━━ EXCERPT PROVIDED ━━
A specialist works on a server rack during JRSS installation at Joint Base San Antonio, the first U.S. base to go operational with it.


Although many of DOD's cybersecurity initiatives are currently common across all military organizations, under the legacy information architecture each service has had the ability to make important decisions about how to design its networks and how to structure their respective cyber defenses. This disjointed approach to cybersecurity has led to major challenges as a result of varying levels of cyber protection.

“When you look today across the DOD enterprise, without standardization every combatant command, service and agency is left to make decisions for themselves,” leading to “one-off or point solutions,” said Booz Allen Hamilton’s Medairy. However, standardizing a set of core infrastructure components that provide common security capabilities, he believes, will help the U.S. military achieve transparency across its networks and to rapidly respond to emerging cyber threats. “Through this centralized architecture and through these regional security stacks, the Department of Defense is going to be more agile and nimble in rolling out new and innovative capabilities in a much faster way than they could in the past.”

According to Hallihan, the "end-to-end" cybersecurity approach of JRSS will significantly improve DOD's ability to defend against cyberattacks. In addition, she believes that through standardization and data sharing, the military will have broader visibility into its networks and will be able to much more quickly construct and execute defensive actions.

“In order to respond to these ever-increasing and sophisticated threats, we need to have a better global synchronized network operations response to those threats,” Hallihan said. “This architecture really allows us to accelerate the standardization of command and control, and it also enables us to be globally synchronized from a network operations perspective.”

Working with defense enterprise operations centers to manage user access, JRSS will provide the ability to see what is going on inside the networks. Cyber operators at every level will be able to see the status of the networks for operations and security. This enhanced situational awareness in cyberspace is meant to better synchronize cyber responses, maximize operational efficiencies, and reduce risk.

Making the switch

Dave Cotton, DOD’s acting deputy CIO for information enterprise, who is responsible for providing the leadership, strategy, and guidance for JIE, said that the JRSS foundational layer includes network standardization and optimization across DOD networks, such as increasing bandwidth capabilities where necessary and switching upgrades through Multi-Protocol Label Switching (MPLS) technology.
━━━
> [TASK]
Please continue the article above on the Pentagon's Joint Regional Security Stacks and network standardization, starting right after its final sentence.
━━ DATA PROVIDED ━━
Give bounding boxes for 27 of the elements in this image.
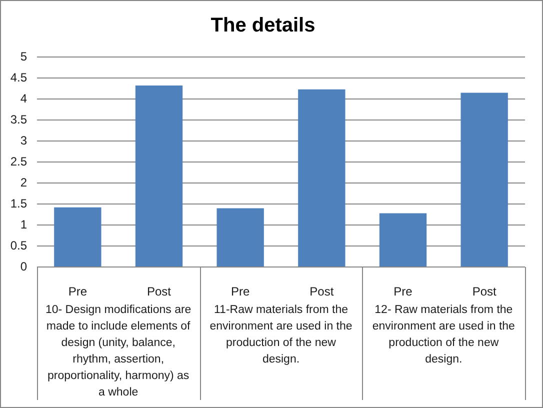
- text: 12- Raw materials from the environment are used in the production of the new design.: [372, 304, 515, 366]
- bar: [216, 208, 264, 266]
- y-tick-label: 4.5: [10, 70, 28, 84]
- x-tick-label: Pre: [230, 284, 250, 299]
- bar: [379, 213, 427, 266]
- bar: [460, 92, 508, 266]
- bar: [298, 89, 346, 266]
- y-tick-label: 1: [20, 217, 28, 232]
- y-tick-label: 0: [20, 259, 28, 274]
- bar: [135, 86, 183, 266]
- y-tick-label: 0.5: [10, 238, 28, 252]
- x-tick-label: Post: [472, 284, 498, 299]
- x-tick-label: Pre: [68, 284, 88, 299]
- y-tick-label: 4: [20, 91, 28, 106]
- x-tick-label: Pre: [394, 284, 413, 299]
- text: 11-Raw materials from the environment are used in the production of the new design.: [210, 304, 352, 366]
- chart-title: The details: [210, 14, 316, 37]
- y-tick-label: 3.5: [10, 112, 28, 126]
- y-tick-label: 3: [20, 133, 28, 148]
- x-tick-label: Post: [146, 284, 172, 299]
- x-tick-label: Post: [310, 284, 334, 299]
- y-tick-label: 1.5: [10, 196, 28, 210]
- y-tick-label: 2.5: [10, 154, 28, 168]
- bar: [54, 207, 102, 266]
- y-tick-label: 5: [20, 49, 28, 64]
- text: 10- Design modifications are made to include elements of design (unity, balance, rhythm, assertion, proportionality, harmony) as a whole: [45, 304, 192, 399]
- y-tick-label: 2: [20, 175, 28, 190]
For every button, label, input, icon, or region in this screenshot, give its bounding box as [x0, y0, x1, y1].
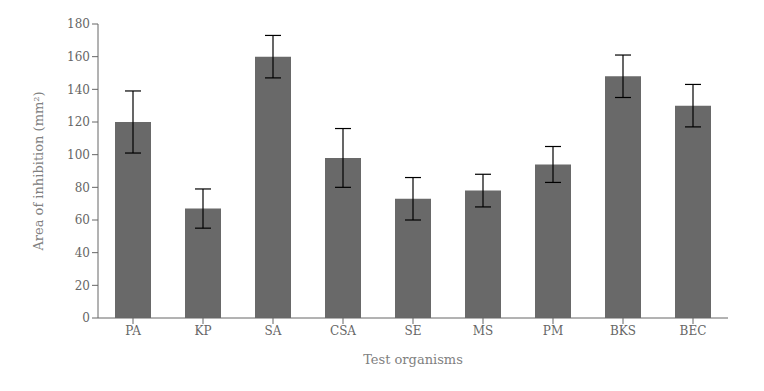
svg-text:160: 160 — [67, 50, 90, 64]
svg-text:20: 20 — [75, 279, 90, 293]
svg-text:Test organisms: Test organisms — [363, 352, 463, 367]
svg-text:140: 140 — [67, 83, 90, 97]
svg-text:SE: SE — [405, 324, 422, 338]
svg-text:100: 100 — [67, 148, 90, 162]
svg-text:180: 180 — [67, 17, 90, 31]
svg-text:PA: PA — [125, 324, 141, 338]
svg-text:40: 40 — [75, 246, 90, 260]
svg-text:80: 80 — [75, 181, 90, 195]
svg-text:KP: KP — [194, 324, 211, 338]
svg-text:0: 0 — [82, 311, 90, 325]
svg-text:PM: PM — [543, 324, 563, 338]
svg-text:CSA: CSA — [330, 324, 356, 338]
svg-text:MS: MS — [473, 324, 494, 338]
svg-text:120: 120 — [67, 115, 90, 129]
svg-text:Area of inhibition (mm²): Area of inhibition (mm²) — [31, 91, 46, 251]
svg-text:BKS: BKS — [610, 324, 636, 338]
svg-text:SA: SA — [265, 324, 282, 338]
svg-text:BEC: BEC — [680, 324, 707, 338]
svg-text:60: 60 — [75, 213, 90, 227]
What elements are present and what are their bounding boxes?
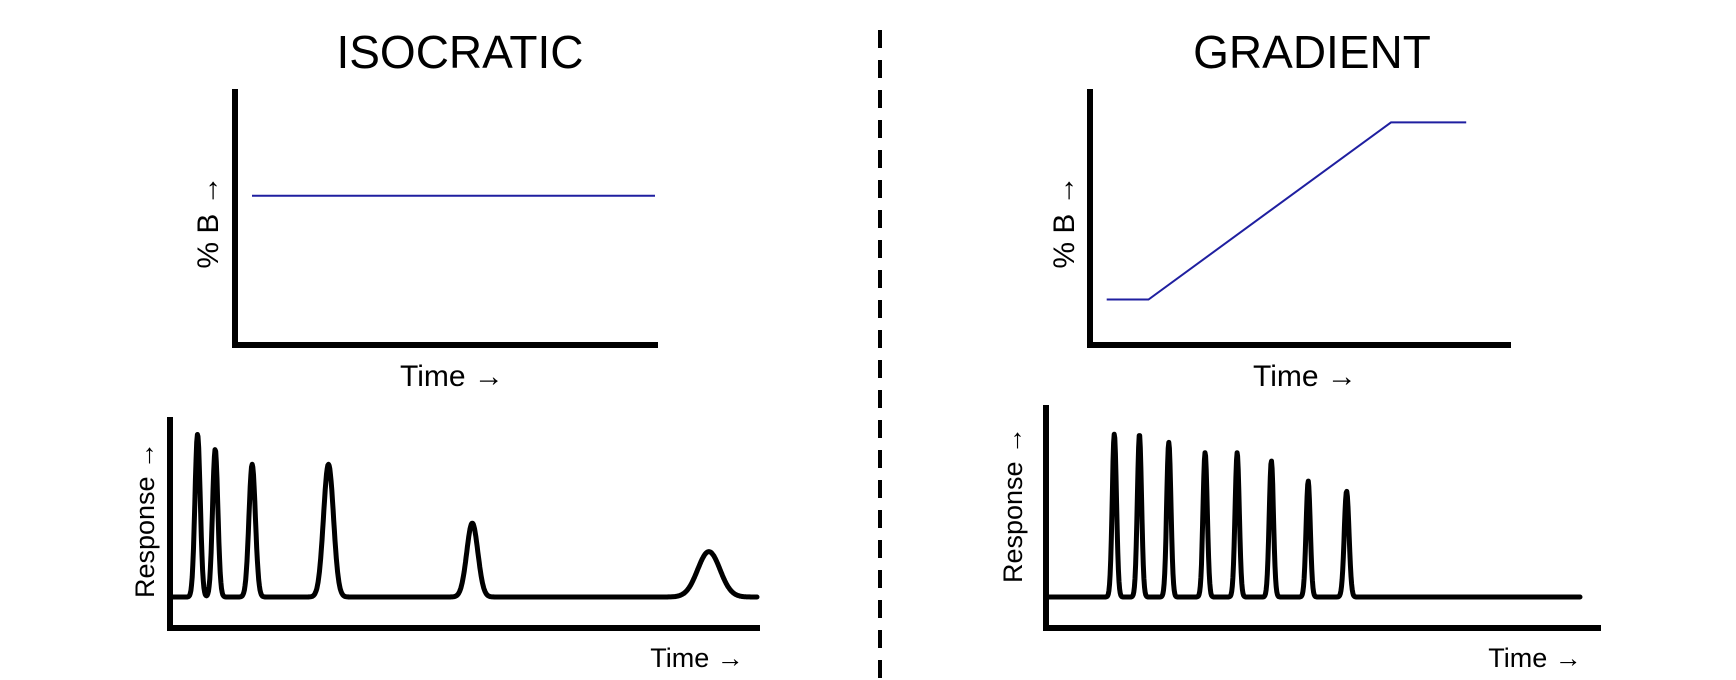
isocratic-title: ISOCRATIC: [336, 26, 583, 78]
gradient-chromatogram-ylabel: Response →: [998, 427, 1028, 583]
gradient-chromatogram: Response → Time →: [998, 405, 1601, 673]
isocratic-chromatogram: Response → Time →: [130, 417, 760, 673]
isocratic-profile-axes: [232, 89, 658, 348]
isocratic-chromatogram-axes: [167, 417, 760, 631]
gradient-profile-chart: % B → Time →: [1048, 89, 1511, 393]
isocratic-profile-chart: % B → Time →: [192, 89, 658, 393]
isocratic-profile-xlabel: Time →: [400, 360, 504, 393]
gradient-title: GRADIENT: [1193, 26, 1431, 78]
gradient-panel: GRADIENT % B → Time → Response → Time →: [998, 26, 1601, 673]
gradient-profile-axes: [1087, 89, 1511, 348]
gradient-profile-xlabel: Time →: [1253, 360, 1357, 393]
gradient-chromatogram-trace: [1043, 431, 1583, 600]
isocratic-profile-ylabel: % B →: [192, 175, 225, 268]
isocratic-chromatogram-xlabel: Time →: [650, 643, 744, 673]
isocratic-chromatogram-ylabel: Response →: [130, 442, 160, 598]
gradient-percent-b-line: [1106, 121, 1467, 301]
gradient-chromatogram-axes: [1043, 405, 1601, 631]
isocratic-panel: ISOCRATIC % B → Time → Response → Time →: [130, 26, 760, 673]
gradient-profile-ylabel: % B →: [1048, 175, 1081, 268]
gradient-chromatogram-xlabel: Time →: [1488, 643, 1582, 673]
isocratic-chromatogram-trace: [167, 432, 760, 600]
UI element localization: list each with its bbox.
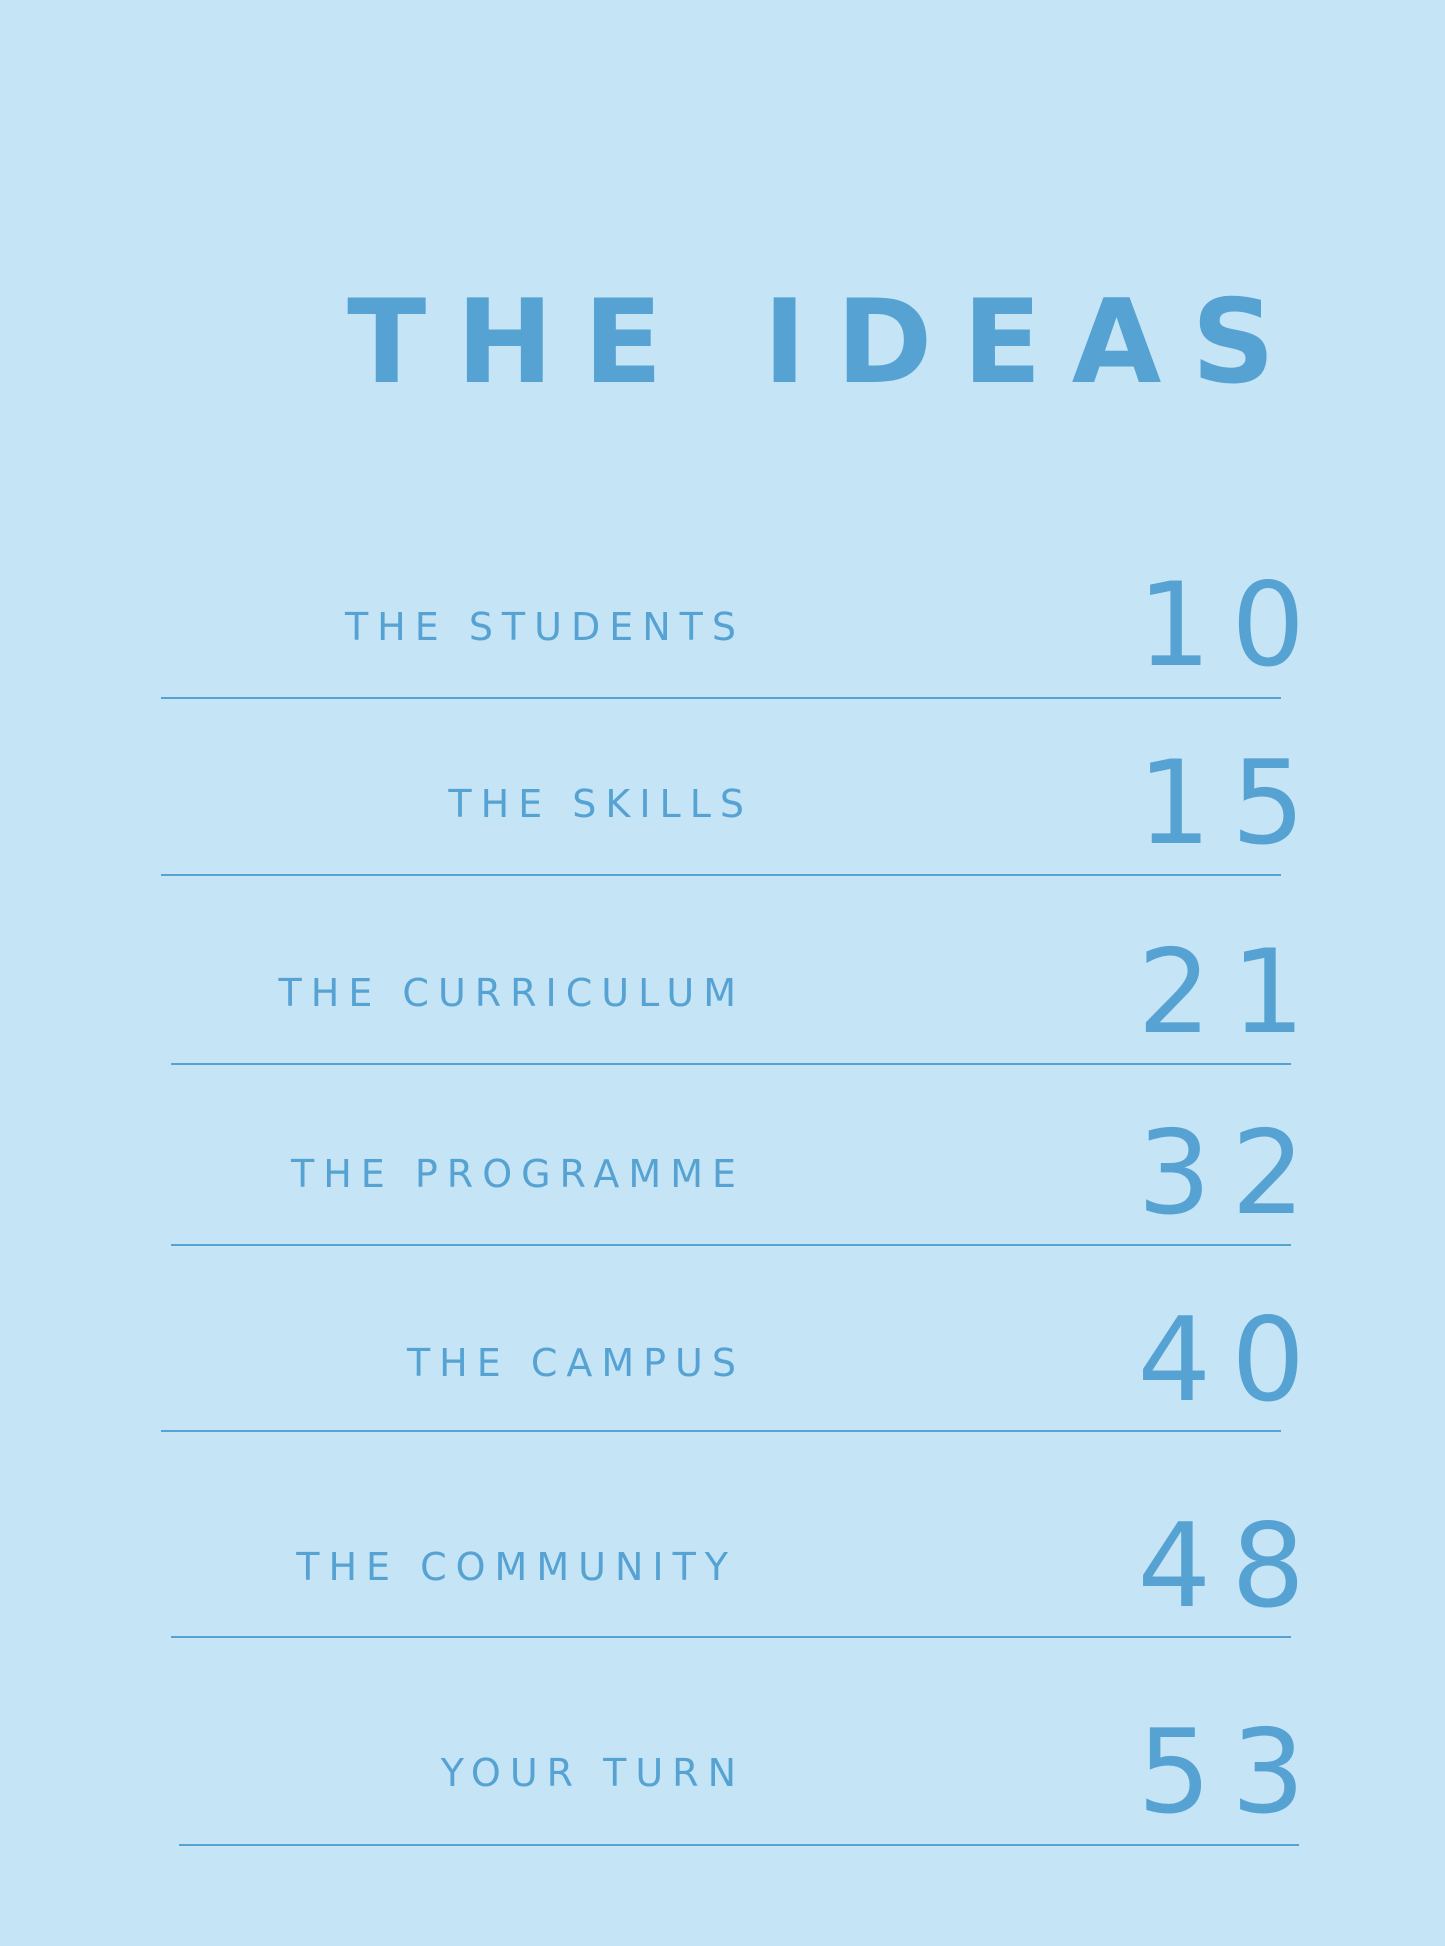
toc-page-number: 10 <box>1137 558 1325 693</box>
divider <box>179 1844 1299 1846</box>
divider <box>161 874 1281 876</box>
toc-page-number: 32 <box>1137 1106 1325 1241</box>
toc-page-number: 21 <box>1137 925 1325 1060</box>
divider <box>171 1636 1291 1638</box>
toc-label[interactable]: THE CURRICULUM <box>278 971 745 1015</box>
divider <box>171 1063 1291 1065</box>
toc-label[interactable]: THE SKILLS <box>448 782 753 826</box>
toc-label[interactable]: YOUR TURN <box>440 1751 745 1795</box>
toc-label[interactable]: THE COMMUNITY <box>296 1545 737 1589</box>
toc-label[interactable]: THE CAMPUS <box>406 1341 745 1385</box>
divider <box>161 1430 1281 1432</box>
toc-page-number: 53 <box>1137 1705 1325 1840</box>
toc-page-number: 15 <box>1137 736 1325 871</box>
toc-label[interactable]: THE PROGRAMME <box>291 1152 745 1196</box>
toc-page-number: 48 <box>1137 1499 1325 1634</box>
divider <box>161 697 1281 699</box>
divider <box>171 1244 1291 1246</box>
page-title: THE IDEAS <box>347 275 1305 410</box>
toc-label[interactable]: THE STUDENTS <box>344 605 745 649</box>
toc-page-number: 40 <box>1137 1293 1325 1428</box>
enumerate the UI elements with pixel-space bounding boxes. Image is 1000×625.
━━━
> [RESULT FOR THIS TASK]
MPLS, which enables higher bandwidth/throughput and faster routing capabilities, allows the department to “stop leasing circuits and get away from the legacy-based circuits to a more IP-based infrastructure,” he said. “That provides the foundation then to put the security component in place.” MPLS routers are an industry-standard for speeding and managing network traffic flow. JRSS is prompting a massive effort to expand capacity and increase throughput across Army and Air Force bases with MPLS upgrades to the network backbone that will increase the bandwidth to 100 gigabytes per second.

According to Cotton, MPLS also enables DOD to route and secure network traffic for a specific mission instead of just for a particular location, resulting in more focused and coherent command and control for missions. Unlike the one-size-fits-all networks that DOD currently operates, he says the JIE will provide operational commanders more freedom to take cybersecurity risks with the networks since the risks can be contained to the decision support and systems specifically needed for that mission. This is a significant change from today's DOD networks which impose more operational constraints on commanders.

The  risk containment zones the SSA defines in the server computing and the network will enable joint commanders to better contain cyber risks assumed by a particular mission from spilling over into other missions, while sharing as broadly with external partners as a mission requires, Cotton said. In addition, users and systems will be able to trust their connection with the assurance that the information and systems involved in a mission are correct and working even during a cyberattack.

Based on a single DOD-wide IT architecture and key enabling enterprise services, JIE is “a more secure, defendable, responsible, and more command and controllable, integrated network for the Department of Defense information exchange environment,” Cotton said. The idea is to bring together all the capabilities that will enable “a more coherent, more secure, interoperable and less costly capability”—efficiencies that will be achieved through economies of scale and eliminating duplication. A big part of that is cloud computing, which is a critical component of the JIE and DOD’s IT modernization efforts.

Plans for JIE include consolidating applications and data which historically have been segregated by military services and agencies, into centralized

data centers at the regional or global level. That will significantly reduce the current number of DOD data centers. While JIE is not a program of record, it is being managed by the Office of the DOD Chief Information Officer, with the Defense Information Systems Agency (DISA) as the principal integrator for services and testing.

Installing, Evaluating JRSS

Installation of the first MPLS and JRSS capabilities, which include an integrated suite of network and defensive hardware and software, has begun both in the continental United States and in Europe. Installation is complete at 11 JRSS sites in the United States, with final implementation to be a phased approach, while JRSS installation in Europe is complete. Three more JRSS sites are planned for completion in the third quarter of fiscal year 2015 in Southwest Asia.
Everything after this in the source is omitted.